### Exercise prompt
Repeat the whole listing exactly.

### Task material
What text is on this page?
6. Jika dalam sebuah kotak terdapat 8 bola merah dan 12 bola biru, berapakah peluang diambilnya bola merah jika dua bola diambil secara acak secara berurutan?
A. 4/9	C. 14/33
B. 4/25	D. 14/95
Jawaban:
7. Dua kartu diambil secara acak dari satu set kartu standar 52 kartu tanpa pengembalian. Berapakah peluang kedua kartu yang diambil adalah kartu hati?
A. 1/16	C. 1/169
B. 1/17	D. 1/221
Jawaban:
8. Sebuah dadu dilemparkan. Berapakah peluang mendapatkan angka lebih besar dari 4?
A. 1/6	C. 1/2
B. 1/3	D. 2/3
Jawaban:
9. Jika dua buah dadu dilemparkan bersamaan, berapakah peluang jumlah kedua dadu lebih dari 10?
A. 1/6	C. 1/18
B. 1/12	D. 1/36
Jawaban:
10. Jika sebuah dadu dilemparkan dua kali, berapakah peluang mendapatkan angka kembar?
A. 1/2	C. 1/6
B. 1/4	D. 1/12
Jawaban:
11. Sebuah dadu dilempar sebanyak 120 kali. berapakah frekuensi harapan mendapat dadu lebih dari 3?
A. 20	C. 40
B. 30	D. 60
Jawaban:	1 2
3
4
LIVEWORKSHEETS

### Solution below
What text is on this page?
6. Jika dalam sebuah kotak terdapat 8 bola merah dan 12 bola biru, berapakah peluang diambilnya bola merah jika dua bola diambil secara acak secara berurutan?
A. 4/9	C. 14/33
B. 4/25	D. 14/95
Jawaban:
7. Dua kartu diambil secara acak dari satu set kartu standar 52 kartu tanpa pengembalian. Berapakah peluang kedua kartu yang diambil adalah kartu hati?
A. 1/16	C. 1/169
B. 1/17	D. 1/221
Jawaban:
8. Sebuah dadu dilemparkan. Berapakah peluang mendapatkan angka lebih besar dari 4?
A. 1/6	C. 1/2
B. 1/3	D. 2/3
Jawaban:
9. Jika dua buah dadu dilemparkan bersamaan, berapakah peluang jumlah kedua dadu lebih dari 10?
A. 1/6	C. 1/18
B. 1/12	D. 1/36
Jawaban:
10. Jika sebuah dadu dilemparkan dua kali, berapakah peluang mendapatkan angka kembar?
A. 1/2	C. 1/6
B. 1/4	D. 1/12
Jawaban:
11. Sebuah dadu dilempar sebanyak 120 kali. berapakah frekuensi harapan mendapat dadu lebih dari 3?
A. 20	C. 40
B. 30	D. 60
Jawaban:	1 2
3
4
LIVEWORKSHEETS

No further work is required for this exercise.